WHAT IS EXPECTED: Images are not part of the copy; write out the rest of the data exactly as given.

GIVEN DATA:
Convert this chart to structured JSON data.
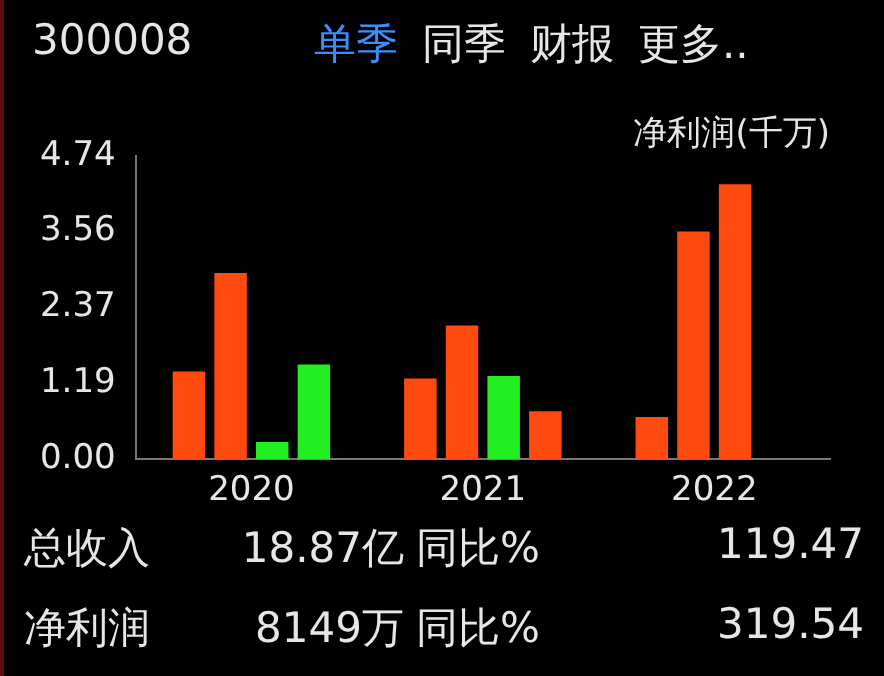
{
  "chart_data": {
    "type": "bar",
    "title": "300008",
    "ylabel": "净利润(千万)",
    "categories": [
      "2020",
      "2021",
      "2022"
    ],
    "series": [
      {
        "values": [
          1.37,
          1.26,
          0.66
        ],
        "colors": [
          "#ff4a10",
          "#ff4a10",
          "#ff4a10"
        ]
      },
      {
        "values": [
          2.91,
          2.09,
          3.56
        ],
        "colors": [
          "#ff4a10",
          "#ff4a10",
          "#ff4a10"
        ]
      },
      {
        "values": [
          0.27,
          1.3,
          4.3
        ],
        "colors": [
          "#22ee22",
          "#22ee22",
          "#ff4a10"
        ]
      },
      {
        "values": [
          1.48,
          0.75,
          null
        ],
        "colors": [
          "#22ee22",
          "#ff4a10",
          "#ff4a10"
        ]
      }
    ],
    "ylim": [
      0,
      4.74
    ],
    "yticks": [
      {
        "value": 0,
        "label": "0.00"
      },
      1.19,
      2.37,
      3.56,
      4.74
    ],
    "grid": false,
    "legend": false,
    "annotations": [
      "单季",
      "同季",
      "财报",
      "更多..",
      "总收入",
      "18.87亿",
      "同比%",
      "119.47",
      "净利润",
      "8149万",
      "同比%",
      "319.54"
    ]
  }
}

WRITTEN RESPONSE:
Convert this chart to structured JSON data.
{
  "chart_data": {
    "type": "bar",
    "title": "300008",
    "ylabel": "净利润(千万)",
    "categories": [
      "2020",
      "2021",
      "2022"
    ],
    "series": [
      {
        "values": [
          1.37,
          1.26,
          0.66
        ],
        "colors": [
          "#ff4a10",
          "#ff4a10",
          "#ff4a10"
        ]
      },
      {
        "values": [
          2.91,
          2.09,
          3.56
        ],
        "colors": [
          "#ff4a10",
          "#ff4a10",
          "#ff4a10"
        ]
      },
      {
        "values": [
          0.27,
          1.3,
          4.3
        ],
        "colors": [
          "#22ee22",
          "#22ee22",
          "#ff4a10"
        ]
      },
      {
        "values": [
          1.48,
          0.75,
          null
        ],
        "colors": [
          "#22ee22",
          "#ff4a10",
          "#ff4a10"
        ]
      }
    ],
    "ylim": [
      0,
      4.74
    ],
    "yticks": [
      {
        "value": 0,
        "label": "0.00"
      },
      1.19,
      2.37,
      3.56,
      4.74
    ],
    "grid": false,
    "legend": false,
    "annotations": [
      "单季",
      "同季",
      "财报",
      "更多..",
      "总收入",
      "18.87亿",
      "同比%",
      "119.47",
      "净利润",
      "8149万",
      "同比%",
      "319.54"
    ]
  }
}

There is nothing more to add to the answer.